EXERCISE PROMPT:
Which lines hold the word "this"? Show each of them.

=== SUPPLIED MATERIAL ===

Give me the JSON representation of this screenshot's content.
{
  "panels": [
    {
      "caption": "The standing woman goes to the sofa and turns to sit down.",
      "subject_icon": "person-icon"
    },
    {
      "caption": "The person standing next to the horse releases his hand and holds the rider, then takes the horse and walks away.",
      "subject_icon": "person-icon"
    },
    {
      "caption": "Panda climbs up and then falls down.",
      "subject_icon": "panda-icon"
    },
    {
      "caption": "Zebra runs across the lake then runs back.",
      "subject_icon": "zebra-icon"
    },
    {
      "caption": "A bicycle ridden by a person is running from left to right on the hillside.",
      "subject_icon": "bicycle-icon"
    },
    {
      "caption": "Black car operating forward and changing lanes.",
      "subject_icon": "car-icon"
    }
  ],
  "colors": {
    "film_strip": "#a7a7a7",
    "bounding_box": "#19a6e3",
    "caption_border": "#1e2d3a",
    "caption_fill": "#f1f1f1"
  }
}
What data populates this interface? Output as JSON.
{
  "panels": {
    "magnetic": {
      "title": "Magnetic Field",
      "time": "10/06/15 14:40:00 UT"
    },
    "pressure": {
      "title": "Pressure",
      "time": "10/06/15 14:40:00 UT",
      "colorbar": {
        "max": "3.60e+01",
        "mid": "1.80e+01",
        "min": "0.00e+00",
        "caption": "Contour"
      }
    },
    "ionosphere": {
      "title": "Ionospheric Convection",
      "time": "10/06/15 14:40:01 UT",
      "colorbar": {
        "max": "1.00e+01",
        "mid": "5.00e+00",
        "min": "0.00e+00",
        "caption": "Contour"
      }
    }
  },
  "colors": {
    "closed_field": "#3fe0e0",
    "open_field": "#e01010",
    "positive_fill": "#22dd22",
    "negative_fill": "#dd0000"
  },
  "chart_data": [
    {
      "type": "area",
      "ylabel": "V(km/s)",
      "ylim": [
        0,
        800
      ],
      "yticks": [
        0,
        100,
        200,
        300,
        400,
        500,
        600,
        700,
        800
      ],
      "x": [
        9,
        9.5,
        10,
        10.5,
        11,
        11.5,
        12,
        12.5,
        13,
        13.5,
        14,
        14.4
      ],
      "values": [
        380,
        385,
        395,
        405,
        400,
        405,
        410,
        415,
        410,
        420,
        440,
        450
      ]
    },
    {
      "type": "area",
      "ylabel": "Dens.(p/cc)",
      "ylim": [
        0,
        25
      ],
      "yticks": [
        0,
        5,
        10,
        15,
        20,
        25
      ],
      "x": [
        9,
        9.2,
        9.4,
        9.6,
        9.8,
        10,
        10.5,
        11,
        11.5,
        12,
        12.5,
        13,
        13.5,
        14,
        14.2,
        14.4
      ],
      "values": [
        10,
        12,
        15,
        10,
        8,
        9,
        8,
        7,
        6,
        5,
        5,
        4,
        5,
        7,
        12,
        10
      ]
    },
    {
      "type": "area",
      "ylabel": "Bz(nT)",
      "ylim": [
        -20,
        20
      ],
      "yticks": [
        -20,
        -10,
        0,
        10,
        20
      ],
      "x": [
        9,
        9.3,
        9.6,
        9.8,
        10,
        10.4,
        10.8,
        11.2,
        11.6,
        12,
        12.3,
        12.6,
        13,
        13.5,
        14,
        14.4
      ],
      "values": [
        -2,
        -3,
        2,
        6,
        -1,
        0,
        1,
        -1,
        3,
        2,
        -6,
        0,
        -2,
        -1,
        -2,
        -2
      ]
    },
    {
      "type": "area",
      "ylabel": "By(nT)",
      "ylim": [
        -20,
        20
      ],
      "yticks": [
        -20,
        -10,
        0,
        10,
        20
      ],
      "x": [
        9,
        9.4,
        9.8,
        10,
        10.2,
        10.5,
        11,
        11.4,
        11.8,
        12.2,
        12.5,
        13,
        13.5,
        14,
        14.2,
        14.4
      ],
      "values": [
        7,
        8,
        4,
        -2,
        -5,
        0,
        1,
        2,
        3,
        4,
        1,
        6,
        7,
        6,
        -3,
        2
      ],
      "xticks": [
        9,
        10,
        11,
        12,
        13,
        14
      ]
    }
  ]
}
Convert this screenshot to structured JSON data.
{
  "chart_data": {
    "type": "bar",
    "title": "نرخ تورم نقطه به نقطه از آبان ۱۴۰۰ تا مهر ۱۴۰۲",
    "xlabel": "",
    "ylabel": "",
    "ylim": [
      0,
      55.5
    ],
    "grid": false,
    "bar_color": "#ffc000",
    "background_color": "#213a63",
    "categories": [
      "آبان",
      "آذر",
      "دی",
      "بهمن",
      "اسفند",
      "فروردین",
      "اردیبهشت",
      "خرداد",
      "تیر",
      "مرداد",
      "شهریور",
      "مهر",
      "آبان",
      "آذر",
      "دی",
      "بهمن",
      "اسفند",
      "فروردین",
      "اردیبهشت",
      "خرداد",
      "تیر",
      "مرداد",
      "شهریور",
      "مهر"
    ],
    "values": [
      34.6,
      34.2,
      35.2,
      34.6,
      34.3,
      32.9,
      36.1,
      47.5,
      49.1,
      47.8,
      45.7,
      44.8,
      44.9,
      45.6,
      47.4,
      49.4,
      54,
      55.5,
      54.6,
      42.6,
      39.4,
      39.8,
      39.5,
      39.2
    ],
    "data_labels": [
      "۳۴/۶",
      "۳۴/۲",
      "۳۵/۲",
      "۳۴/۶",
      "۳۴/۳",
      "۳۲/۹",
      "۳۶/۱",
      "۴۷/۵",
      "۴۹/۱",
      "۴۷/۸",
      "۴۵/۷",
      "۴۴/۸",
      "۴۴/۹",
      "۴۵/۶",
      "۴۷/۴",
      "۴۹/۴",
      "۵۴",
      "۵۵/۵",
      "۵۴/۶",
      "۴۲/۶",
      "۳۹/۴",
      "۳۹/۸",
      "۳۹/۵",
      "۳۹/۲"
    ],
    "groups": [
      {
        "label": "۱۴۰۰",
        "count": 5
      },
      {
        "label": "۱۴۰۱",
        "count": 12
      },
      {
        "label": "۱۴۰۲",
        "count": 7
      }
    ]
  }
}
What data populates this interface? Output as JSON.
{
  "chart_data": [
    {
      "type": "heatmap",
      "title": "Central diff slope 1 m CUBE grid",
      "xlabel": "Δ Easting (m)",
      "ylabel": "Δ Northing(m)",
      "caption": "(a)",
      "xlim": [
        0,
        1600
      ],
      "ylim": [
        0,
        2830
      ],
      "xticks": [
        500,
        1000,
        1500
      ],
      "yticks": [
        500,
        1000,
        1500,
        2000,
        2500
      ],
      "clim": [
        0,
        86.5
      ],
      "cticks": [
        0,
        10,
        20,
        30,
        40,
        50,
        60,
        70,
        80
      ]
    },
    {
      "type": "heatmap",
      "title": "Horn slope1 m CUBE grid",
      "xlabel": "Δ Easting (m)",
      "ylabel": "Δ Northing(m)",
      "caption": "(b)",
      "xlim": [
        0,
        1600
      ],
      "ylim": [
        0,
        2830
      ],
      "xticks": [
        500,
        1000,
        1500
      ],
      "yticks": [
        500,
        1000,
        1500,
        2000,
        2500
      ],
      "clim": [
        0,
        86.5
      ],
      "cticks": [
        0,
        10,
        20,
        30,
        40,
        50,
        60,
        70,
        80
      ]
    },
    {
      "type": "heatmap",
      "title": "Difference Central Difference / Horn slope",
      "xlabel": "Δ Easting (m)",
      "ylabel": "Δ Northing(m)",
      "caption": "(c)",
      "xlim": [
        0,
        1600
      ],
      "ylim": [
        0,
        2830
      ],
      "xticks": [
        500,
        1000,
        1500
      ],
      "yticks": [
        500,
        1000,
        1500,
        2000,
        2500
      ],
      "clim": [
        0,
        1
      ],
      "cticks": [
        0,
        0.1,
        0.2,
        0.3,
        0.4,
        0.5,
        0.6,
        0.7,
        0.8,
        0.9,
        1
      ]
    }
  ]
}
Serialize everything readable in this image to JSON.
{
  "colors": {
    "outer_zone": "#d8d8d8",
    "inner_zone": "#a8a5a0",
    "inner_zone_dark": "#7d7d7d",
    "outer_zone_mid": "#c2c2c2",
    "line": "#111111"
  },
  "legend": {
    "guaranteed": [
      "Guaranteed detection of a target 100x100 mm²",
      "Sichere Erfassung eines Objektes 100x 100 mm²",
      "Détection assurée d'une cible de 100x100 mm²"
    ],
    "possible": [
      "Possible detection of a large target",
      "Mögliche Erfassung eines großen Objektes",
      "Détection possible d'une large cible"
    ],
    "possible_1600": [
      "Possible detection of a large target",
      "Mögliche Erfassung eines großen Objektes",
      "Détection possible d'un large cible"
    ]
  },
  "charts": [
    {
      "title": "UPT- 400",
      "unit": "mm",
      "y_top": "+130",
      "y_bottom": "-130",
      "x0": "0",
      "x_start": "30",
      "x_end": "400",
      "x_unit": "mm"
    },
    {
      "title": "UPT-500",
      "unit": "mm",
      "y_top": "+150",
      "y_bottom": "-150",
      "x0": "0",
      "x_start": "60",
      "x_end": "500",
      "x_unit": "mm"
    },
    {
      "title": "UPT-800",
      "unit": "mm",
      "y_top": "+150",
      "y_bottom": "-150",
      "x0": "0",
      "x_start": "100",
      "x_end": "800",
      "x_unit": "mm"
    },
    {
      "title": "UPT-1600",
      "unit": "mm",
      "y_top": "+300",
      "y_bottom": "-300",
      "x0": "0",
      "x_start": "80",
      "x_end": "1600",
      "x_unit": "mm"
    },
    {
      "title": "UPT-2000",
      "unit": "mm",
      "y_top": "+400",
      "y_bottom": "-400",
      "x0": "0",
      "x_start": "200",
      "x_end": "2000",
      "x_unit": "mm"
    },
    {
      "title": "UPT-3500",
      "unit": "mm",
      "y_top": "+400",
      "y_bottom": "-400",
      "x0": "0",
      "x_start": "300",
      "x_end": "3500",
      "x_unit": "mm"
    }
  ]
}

===

RESPONSE BELOW:
Give me the JSON representation of this screenshot's content.
What data populates this interface? Output as JSON.
Convert this screenshot to structured JSON data.
What data populates this interface? Output as JSON.
Serialize everything readable in this image to JSON.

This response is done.